### Exercise prompt
Reproduce the listing below without changes, except that pictures are left out.
## begin Provided records
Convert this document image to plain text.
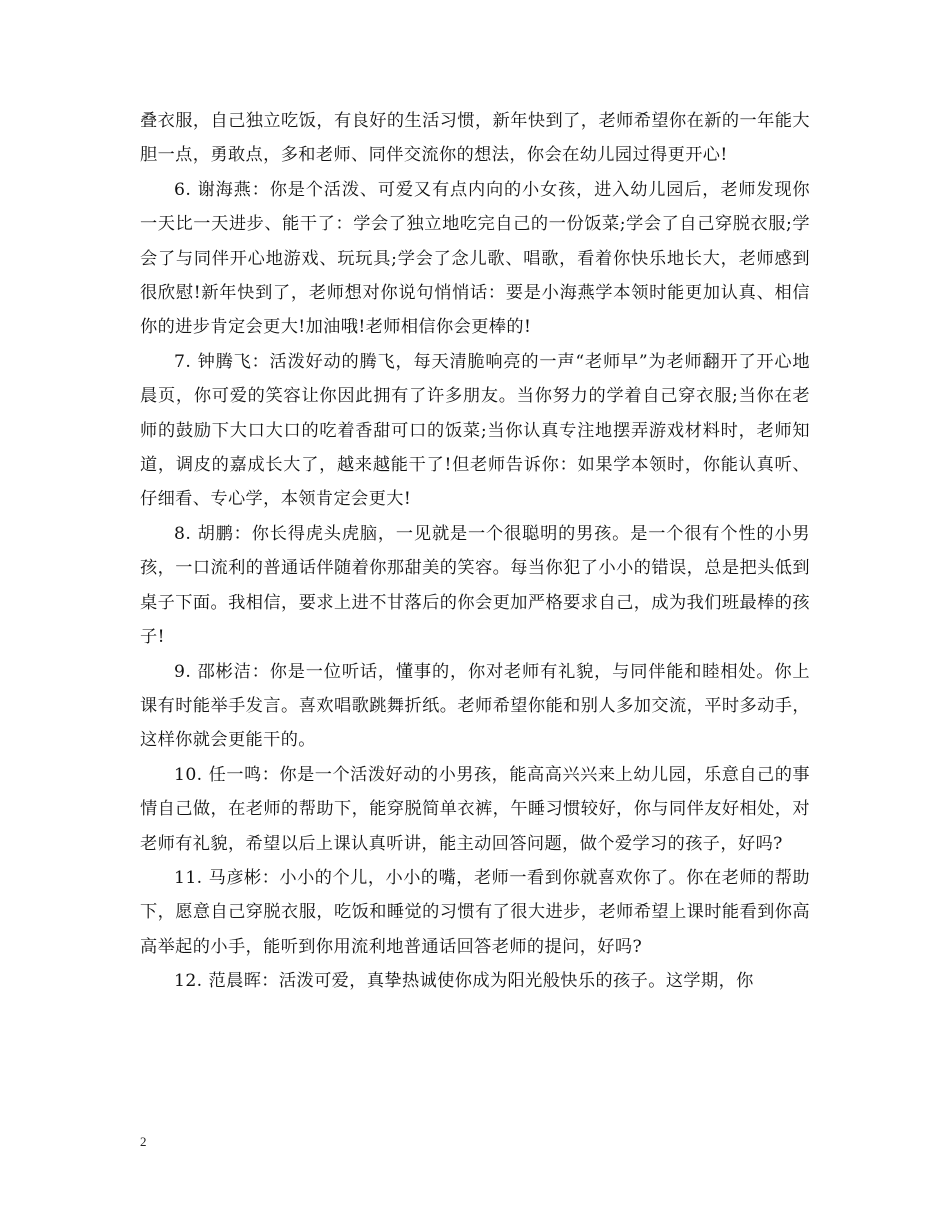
叠衣服，自己独立吃饭，有良好的生活习惯，新年快到了，老师希望你在新的一年能大胆一点，勇敢点，多和老师、同伴交流你的想法，你会在幼儿园过得更开心!

6. 谢海燕：你是个活泼、可爱又有点内向的小女孩，进入幼儿园后，老师发现你一天比一天进步、能干了：学会了独立地吃完自己的一份饭菜;学会了自己穿脱衣服;学会了与同伴开心地游戏、玩玩具;学会了念儿歌、唱歌，看着你快乐地长大，老师感到很欣慰!新年快到了，老师想对你说句悄悄话：要是小海燕学本领时能更加认真、相信你的进步肯定会更大!加油哦!老师相信你会更棒的!

7. 钟腾飞：活泼好动的腾飞，每天清脆响亮的一声“老师早”为老师翻开了开心地晨页，你可爱的笑容让你因此拥有了许多朋友。当你努力的学着自己穿衣服;当你在老师的鼓励下大口大口的吃着香甜可口的饭菜;当你认真专注地摆弄游戏材料时，老师知道，调皮的嘉成长大了，越来越能干了!但老师告诉你：如果学本领时，你能认真听、仔细看、专心学，本领肯定会更大!

8. 胡鹏：你长得虎头虎脑，一见就是一个很聪明的男孩。是一个很有个性的小男孩，一口流利的普通话伴随着你那甜美的笑容。每当你犯了小小的错误，总是把头低到桌子下面。我相信，要求上进不甘落后的你会更加严格要求自己，成为我们班最棒的孩子!

9. 邵彬洁：你是一位听话，懂事的，你对老师有礼貌，与同伴能和睦相处。你上课有时能举手发言。喜欢唱歌跳舞折纸。老师希望你能和别人多加交流，平时多动手，这样你就会更能干的。

10. 任一鸣：你是一个活泼好动的小男孩，能高高兴兴来上幼儿园，乐意自己的事情自己做，在老师的帮助下，能穿脱简单衣裤，午睡习惯较好，你与同伴友好相处，对老师有礼貌，希望以后上课认真听讲，能主动回答问题，做个爱学习的孩子，好吗?

11. 马彦彬：小小的个儿，小小的嘴，老师一看到你就喜欢你了。你在老师的帮助下，愿意自己穿脱衣服，吃饭和睡觉的习惯有了很大进步，老师希望上课时能看到你高高举起的小手，能听到你用流利地普通话回答老师的提问，好吗?

12. 范晨晖：活泼可爱，真挚热诚使你成为阳光般快乐的孩子。这学期，你

2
## end Provided records
### Final result
Convert this document image to plain text.
叠衣服，自己独立吃饭，有良好的生活习惯，新年快到了，老师希望你在新的一年能大胆一点，勇敢点，多和老师、同伴交流你的想法，你会在幼儿园过得更开心!

6. 谢海燕：你是个活泼、可爱又有点内向的小女孩，进入幼儿园后，老师发现你一天比一天进步、能干了：学会了独立地吃完自己的一份饭菜;学会了自己穿脱衣服;学会了与同伴开心地游戏、玩玩具;学会了念儿歌、唱歌，看着你快乐地长大，老师感到很欣慰!新年快到了，老师想对你说句悄悄话：要是小海燕学本领时能更加认真、相信你的进步肯定会更大!加油哦!老师相信你会更棒的!

7. 钟腾飞：活泼好动的腾飞，每天清脆响亮的一声“老师早”为老师翻开了开心地晨页，你可爱的笑容让你因此拥有了许多朋友。当你努力的学着自己穿衣服;当你在老师的鼓励下大口大口的吃着香甜可口的饭菜;当你认真专注地摆弄游戏材料时，老师知道，调皮的嘉成长大了，越来越能干了!但老师告诉你：如果学本领时，你能认真听、仔细看、专心学，本领肯定会更大!

8. 胡鹏：你长得虎头虎脑，一见就是一个很聪明的男孩。是一个很有个性的小男孩，一口流利的普通话伴随着你那甜美的笑容。每当你犯了小小的错误，总是把头低到桌子下面。我相信，要求上进不甘落后的你会更加严格要求自己，成为我们班最棒的孩子!

9. 邵彬洁：你是一位听话，懂事的，你对老师有礼貌，与同伴能和睦相处。你上课有时能举手发言。喜欢唱歌跳舞折纸。老师希望你能和别人多加交流，平时多动手，这样你就会更能干的。

10. 任一鸣：你是一个活泼好动的小男孩，能高高兴兴来上幼儿园，乐意自己的事情自己做，在老师的帮助下，能穿脱简单衣裤，午睡习惯较好，你与同伴友好相处，对老师有礼貌，希望以后上课认真听讲，能主动回答问题，做个爱学习的孩子，好吗?

11. 马彦彬：小小的个儿，小小的嘴，老师一看到你就喜欢你了。你在老师的帮助下，愿意自己穿脱衣服，吃饭和睡觉的习惯有了很大进步，老师希望上课时能看到你高高举起的小手，能听到你用流利地普通话回答老师的提问，好吗?

12. 范晨晖：活泼可爱，真挚热诚使你成为阳光般快乐的孩子。这学期，你

2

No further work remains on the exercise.